**Exercise goal:**
Copy every line of the records below that holds the word "style".

Dataset records
_ _ _
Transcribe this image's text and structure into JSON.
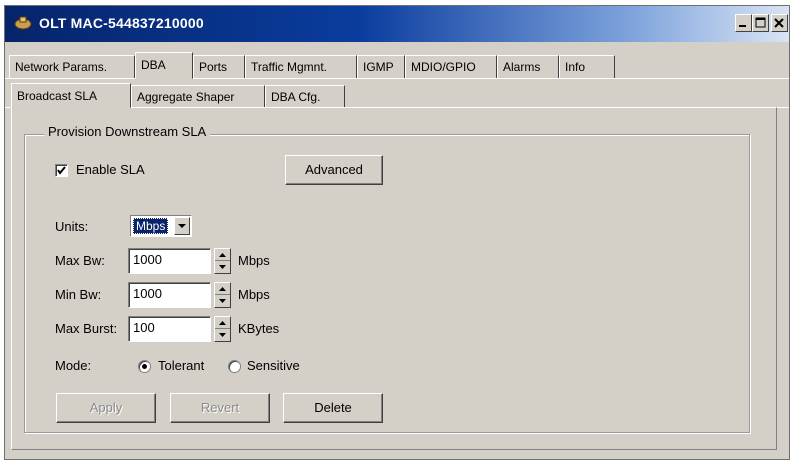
{
  "window": {
    "title": "OLT MAC-544837210000",
    "controls": {
      "minimize": "minimize-icon",
      "maximize": "maximize-icon",
      "close": "close-icon"
    }
  },
  "tabs": [
    {
      "label": "Network Params."
    },
    {
      "label": "DBA",
      "active": true
    },
    {
      "label": "Ports"
    },
    {
      "label": "Traffic Mgmnt."
    },
    {
      "label": "IGMP"
    },
    {
      "label": "MDIO/GPIO"
    },
    {
      "label": "Alarms"
    },
    {
      "label": "Info"
    }
  ],
  "subtabs": [
    {
      "label": "Broadcast SLA",
      "active": true
    },
    {
      "label": "Aggregate Shaper"
    },
    {
      "label": "DBA Cfg."
    }
  ],
  "group": {
    "legend": "Provision Downstream SLA",
    "enable_sla": {
      "label": "Enable SLA",
      "checked": true
    },
    "advanced_label": "Advanced",
    "units": {
      "label": "Units:",
      "value": "Mbps"
    },
    "max_bw": {
      "label": "Max Bw:",
      "value": "1000",
      "unit": "Mbps"
    },
    "min_bw": {
      "label": "Min Bw:",
      "value": "1000",
      "unit": "Mbps"
    },
    "max_burst": {
      "label": "Max Burst:",
      "value": "100",
      "unit": "KBytes"
    },
    "mode": {
      "label": "Mode:",
      "options": [
        "Tolerant",
        "Sensitive"
      ],
      "selected": "Tolerant"
    },
    "buttons": {
      "apply": "Apply",
      "revert": "Revert",
      "delete": "Delete"
    }
  },
  "colors": {
    "titlebar_start": "#06246a",
    "face": "#d4d0c8",
    "selection": "#0a246a"
  }
}
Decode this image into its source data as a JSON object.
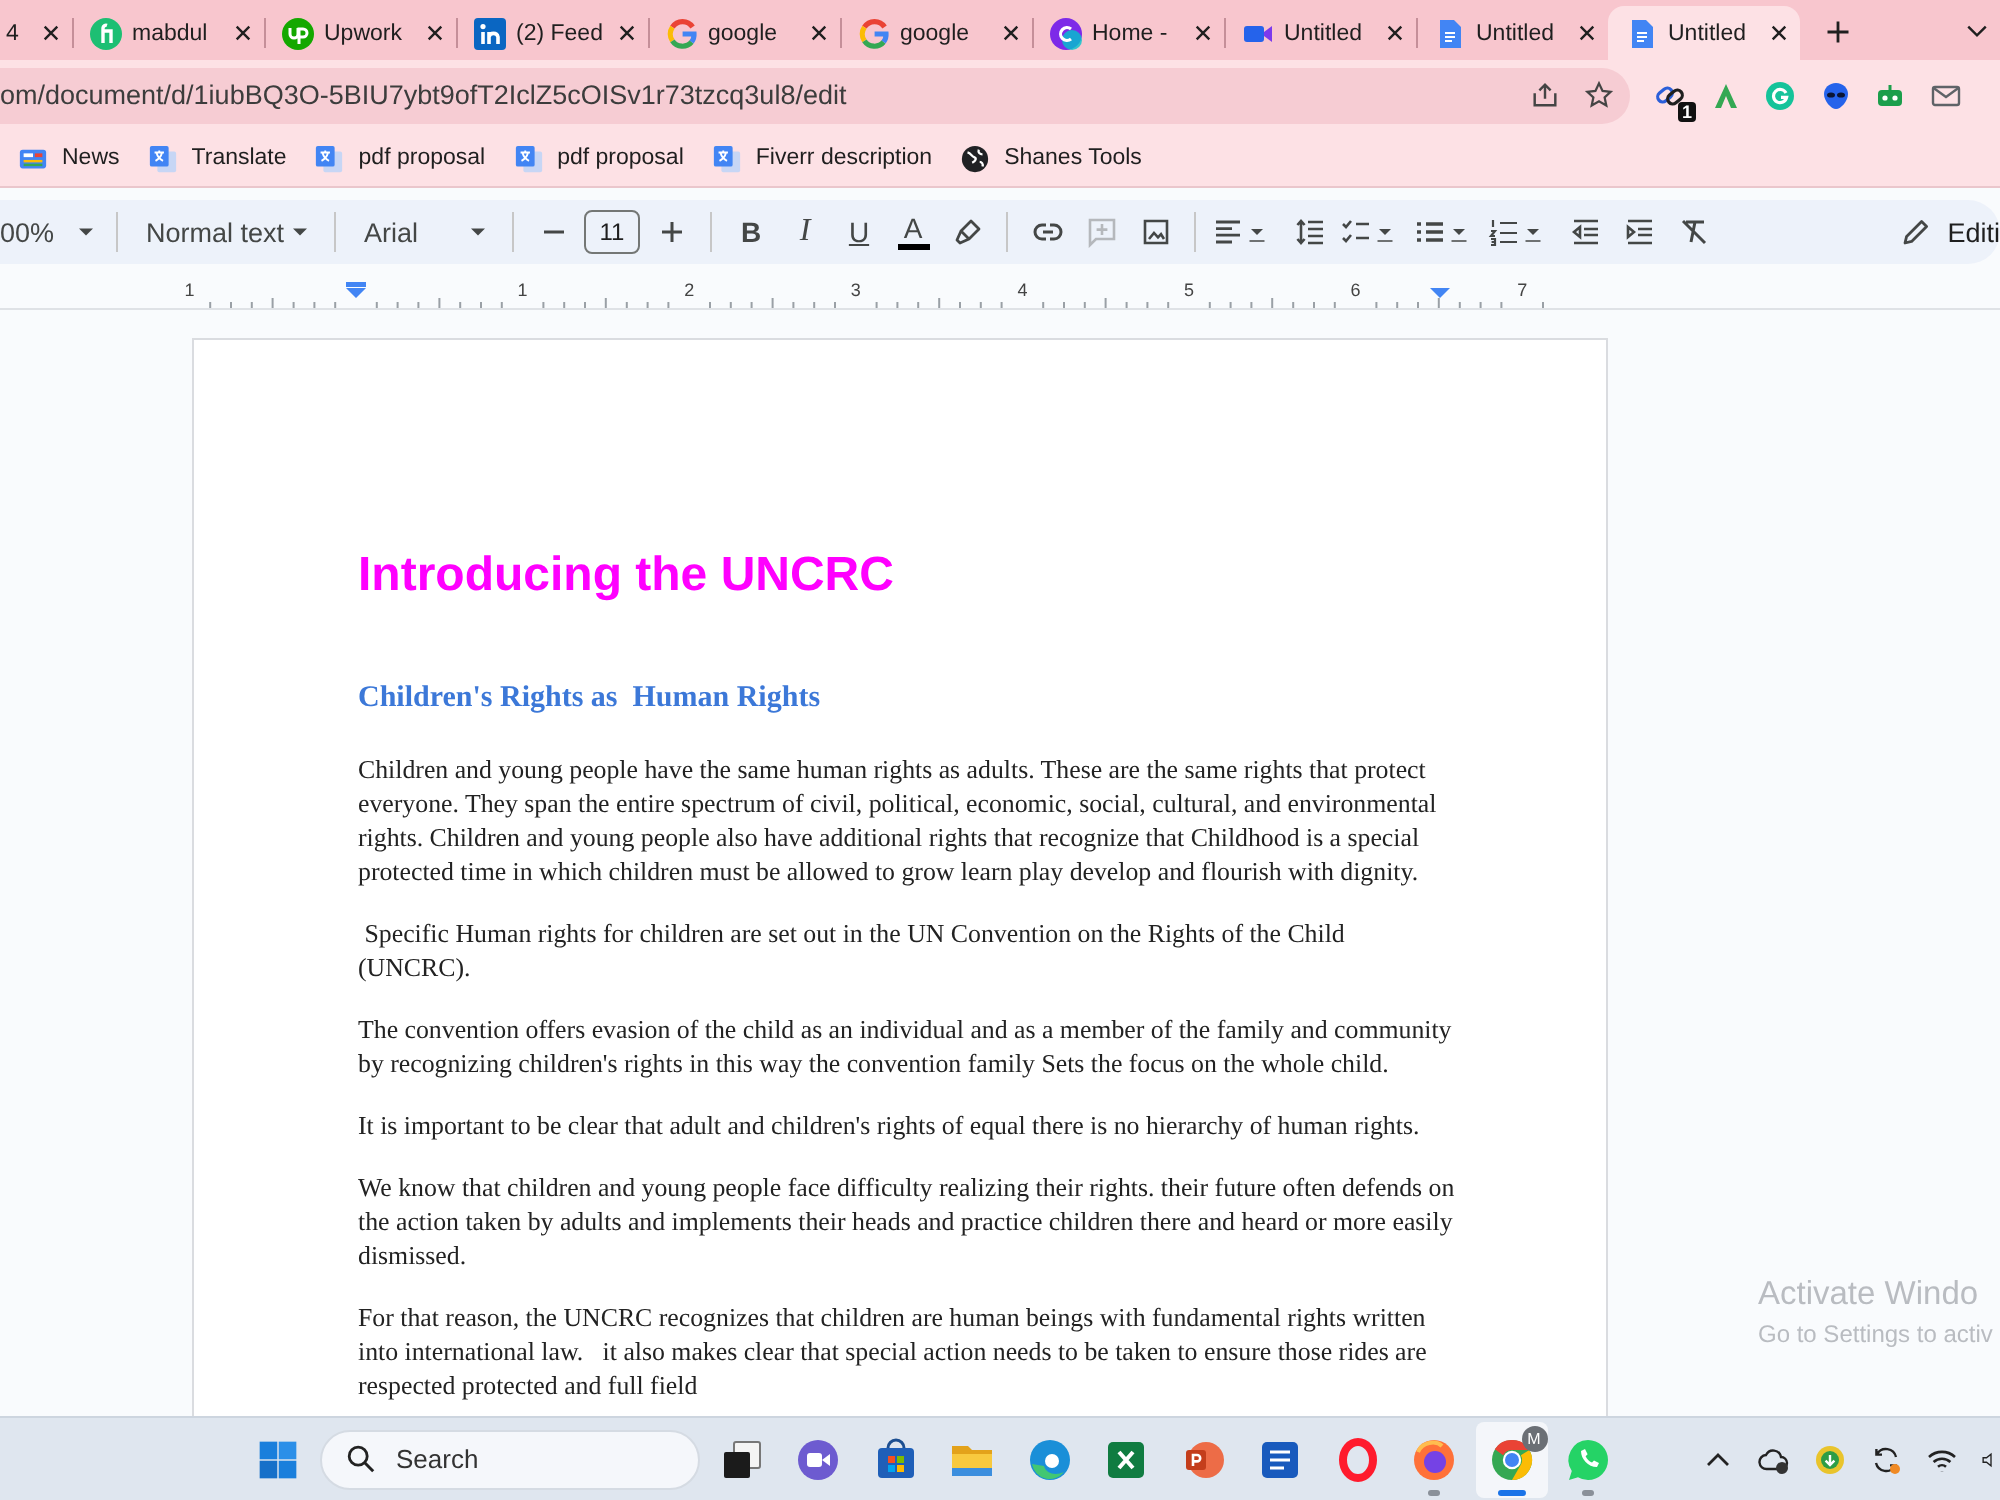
{
  "browser": {
    "tabs": [
      {
        "title": "4",
        "selected": false
      },
      {
        "kind": "fiverr",
        "title": "mabdul",
        "selected": false
      },
      {
        "kind": "upwork",
        "title": "Upwork",
        "selected": false
      },
      {
        "kind": "linkedin",
        "title": "(2) Feed",
        "selected": false
      },
      {
        "kind": "google",
        "title": "google",
        "selected": false
      },
      {
        "kind": "google",
        "title": "google",
        "selected": false
      },
      {
        "kind": "canva",
        "title": "Home -",
        "selected": false
      },
      {
        "kind": "meet",
        "title": "Untitled",
        "selected": false
      },
      {
        "kind": "docs",
        "title": "Untitled",
        "selected": false
      },
      {
        "kind": "docs",
        "title": "Untitled",
        "selected": true
      }
    ],
    "address": "om/document/d/1iubBQ3O-5BIU7ybt9ofT2IclZ5cOISv1r73tzcq3ul8/edit",
    "extensions": [
      {
        "kind": "link",
        "badge": "1"
      },
      {
        "kind": "letter"
      },
      {
        "kind": "grammar"
      },
      {
        "kind": "alien"
      },
      {
        "kind": "robot"
      },
      {
        "kind": "mail"
      }
    ],
    "bookmarks": [
      {
        "kind": "news",
        "label": "News"
      },
      {
        "kind": "translate",
        "label": "Translate"
      },
      {
        "kind": "translate",
        "label": "pdf proposal"
      },
      {
        "kind": "translate",
        "label": "pdf proposal"
      },
      {
        "kind": "translate",
        "label": "Fiverr description"
      },
      {
        "kind": "globe",
        "label": "Shanes Tools"
      }
    ]
  },
  "docs": {
    "toolbar": {
      "zoom": "00%",
      "style": "Normal text",
      "font": "Arial",
      "font_size": "11",
      "format": [
        {
          "kind": "bold",
          "label": "B"
        },
        {
          "kind": "italic",
          "label": "I"
        },
        {
          "kind": "underline",
          "label": "U"
        },
        {
          "kind": "color",
          "label": "A"
        },
        {
          "kind": "highlight"
        }
      ],
      "insert": [
        {
          "kind": "link",
          "disabled": false
        },
        {
          "kind": "comment",
          "disabled": true
        },
        {
          "kind": "image",
          "disabled": false
        }
      ],
      "paragraph": [
        {
          "kind": "align"
        },
        {
          "kind": "spacing"
        },
        {
          "kind": "checklist"
        },
        {
          "kind": "bullets"
        },
        {
          "kind": "numbered"
        },
        {
          "kind": "outdent"
        },
        {
          "kind": "indent"
        },
        {
          "kind": "clear"
        }
      ],
      "mode": "Editi"
    },
    "ruler": [
      "1",
      "1",
      "2",
      "3",
      "4",
      "5",
      "6",
      "7"
    ],
    "document": {
      "title": "Introducing the UNCRC",
      "heading": "Children's Rights as  Human Rights",
      "paragraphs": [
        "Children and young people have the same human rights as adults. These are the same rights that protect everyone. They span the entire spectrum of civil, political, economic, social, cultural, and environmental rights. Children and young people also have additional rights that recognize that Childhood is a special protected time in which children must be allowed to grow learn play develop and flourish with dignity.",
        " Specific Human rights for children are set out in the UN Convention on the Rights of the Child (UNCRC).",
        "The convention offers evasion of the child as an individual and as a member of the family and community by recognizing children's rights in this way the convention family Sets the focus on the whole child.",
        "It is important to be clear that adult and children's rights of equal there is no hierarchy of human rights.",
        "We know that children and young people face difficulty realizing their rights. their future often defends on the action taken by adults and implements their heads and practice children there and heard or more easily dismissed.",
        "For that reason, the UNCRC recognizes that children are human beings with fundamental rights written into international law.   it also makes clear that special action needs to be taken to ensure those rides are respected protected and full field"
      ]
    }
  },
  "activation": {
    "title": "Activate Windo",
    "detail": "Go to Settings to activ"
  },
  "taskbar": {
    "search": {
      "placeholder": "Search"
    },
    "apps": [
      {
        "kind": "taskview",
        "running": false,
        "selected": false
      },
      {
        "kind": "meet",
        "running": false,
        "selected": false
      },
      {
        "kind": "store",
        "running": false,
        "selected": false
      },
      {
        "kind": "files",
        "running": false,
        "selected": false
      },
      {
        "kind": "edge",
        "running": false,
        "selected": false
      },
      {
        "kind": "excel",
        "running": false,
        "selected": false
      },
      {
        "kind": "powerpoint",
        "running": false,
        "selected": false
      },
      {
        "kind": "word",
        "running": false,
        "selected": false
      },
      {
        "kind": "opera",
        "running": false,
        "selected": false
      },
      {
        "kind": "firefox",
        "running": true,
        "selected": false
      },
      {
        "kind": "chrome",
        "running": true,
        "selected": true,
        "badge": "M"
      },
      {
        "kind": "whatsapp",
        "running": true,
        "selected": false
      }
    ],
    "tray": [
      {
        "kind": "chevron"
      },
      {
        "kind": "cloud"
      },
      {
        "kind": "coin"
      },
      {
        "kind": "sync"
      },
      {
        "kind": "wifi"
      },
      {
        "kind": "speaker"
      }
    ]
  }
}
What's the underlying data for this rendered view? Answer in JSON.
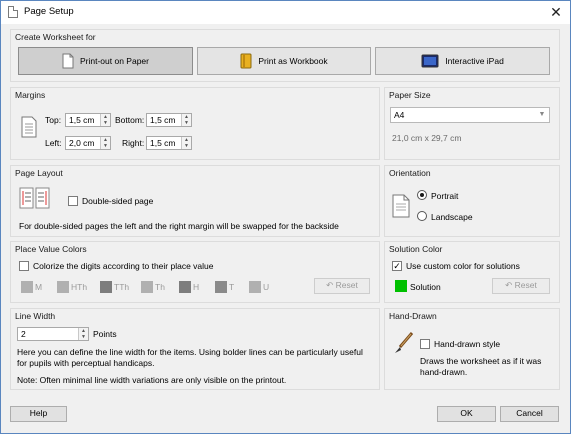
{
  "window": {
    "title": "Page Setup"
  },
  "worksheet": {
    "group_title": "Create Worksheet for",
    "buttons": [
      "Print-out on Paper",
      "Print as Workbook",
      "Interactive iPad"
    ]
  },
  "margins": {
    "group_title": "Margins",
    "top_label": "Top:",
    "top_value": "1,5 cm",
    "bottom_label": "Bottom:",
    "bottom_value": "1,5 cm",
    "left_label": "Left:",
    "left_value": "2,0 cm",
    "right_label": "Right:",
    "right_value": "1,5 cm"
  },
  "paper": {
    "group_title": "Paper Size",
    "selected": "A4",
    "dimensions": "21,0 cm x 29,7 cm"
  },
  "page_layout": {
    "group_title": "Page Layout",
    "double_sided_label": "Double-sided page",
    "double_sided_checked": false,
    "note": "For double-sided pages the left and the right margin will be swapped for the backside"
  },
  "orientation": {
    "group_title": "Orientation",
    "options": [
      "Portrait",
      "Landscape"
    ],
    "selected": "Portrait"
  },
  "place_value": {
    "group_title": "Place Value Colors",
    "colorize_label": "Colorize the digits according to their place value",
    "colorize_checked": false,
    "swatches": [
      "M",
      "HTh",
      "TTh",
      "Th",
      "H",
      "T",
      "U"
    ],
    "reset_label": "Reset"
  },
  "solution_color": {
    "group_title": "Solution Color",
    "custom_label": "Use custom color for solutions",
    "custom_checked": true,
    "swatch_label": "Solution",
    "swatch_color": "#00c000",
    "reset_label": "Reset"
  },
  "line_width": {
    "group_title": "Line Width",
    "value": "2",
    "unit": "Points",
    "description": "Here you can define the line width for the items. Using bolder lines can be particularly useful for pupils with perceptual handicaps.",
    "note": "Note: Often minimal line width variations are only visible on the printout."
  },
  "hand_drawn": {
    "group_title": "Hand-Drawn",
    "checkbox_label": "Hand-drawn style",
    "checked": false,
    "description": "Draws the worksheet as if it was hand-drawn."
  },
  "footer": {
    "help": "Help",
    "ok": "OK",
    "cancel": "Cancel"
  }
}
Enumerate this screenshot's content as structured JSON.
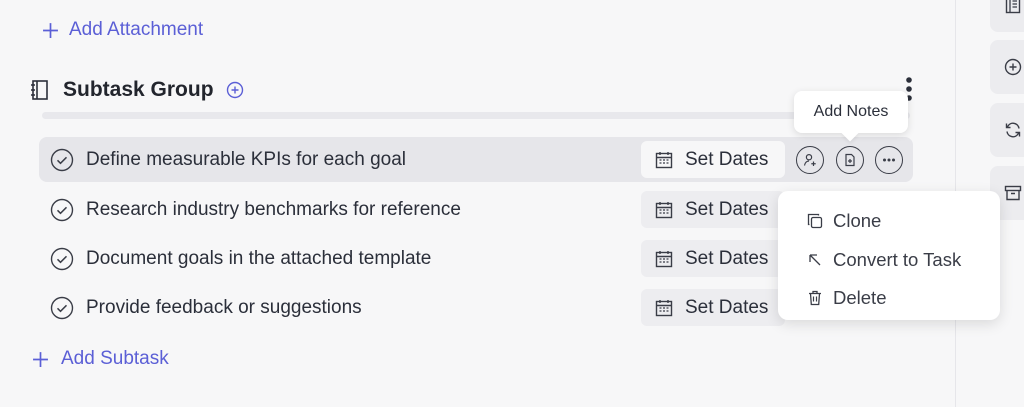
{
  "attachments": {
    "add_label": "Add Attachment"
  },
  "subtask_group": {
    "title": "Subtask Group",
    "tooltip": "Add Notes",
    "rows": [
      {
        "label": "Define measurable KPIs for each goal",
        "dates_label": "Set Dates"
      },
      {
        "label": "Research industry benchmarks for reference",
        "dates_label": "Set Dates"
      },
      {
        "label": "Document goals in the attached template",
        "dates_label": "Set Dates"
      },
      {
        "label": "Provide feedback or suggestions",
        "dates_label": "Set Dates"
      }
    ],
    "add_subtask_label": "Add Subtask"
  },
  "context_menu": {
    "items": [
      {
        "label": "Clone",
        "icon": "clone-icon"
      },
      {
        "label": "Convert to Task",
        "icon": "arrow-up-left-icon"
      },
      {
        "label": "Delete",
        "icon": "trash-icon"
      }
    ]
  },
  "colors": {
    "accent": "#5b5fd6",
    "text": "#2b2f3a",
    "active_row": "#e6e6ea"
  }
}
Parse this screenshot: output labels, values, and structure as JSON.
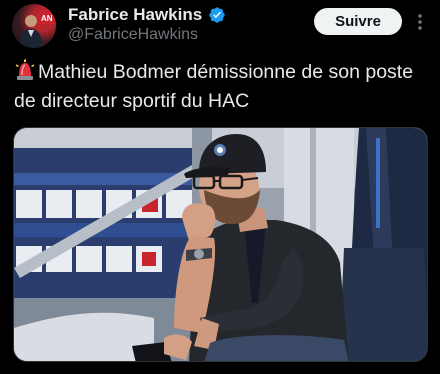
{
  "author": {
    "display_name": "Fabrice Hawkins",
    "handle": "@FabriceHawkins",
    "verified_icon": "verified-badge-icon",
    "avatar_icon": "avatar-photo"
  },
  "actions": {
    "follow_label": "Suivre",
    "more_icon": "more-vertical-icon"
  },
  "tweet": {
    "emoji_icon": "police-siren-icon",
    "text": "Mathieu Bodmer démissionne de son poste de directeur sportif du HAC"
  },
  "media": {
    "type": "photo",
    "subject": "man in cap and glasses seated in stadium stands"
  },
  "colors": {
    "background": "#000000",
    "text": "#e7e9ea",
    "secondary_text": "#71767b",
    "verified_blue": "#1d9bf0",
    "follow_button_bg": "#eff3f4",
    "follow_button_text": "#0f1419"
  }
}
_ _ _
**Task solution:**
      "style": "Normal text",
    "checkbox_label": "Hand-drawn style",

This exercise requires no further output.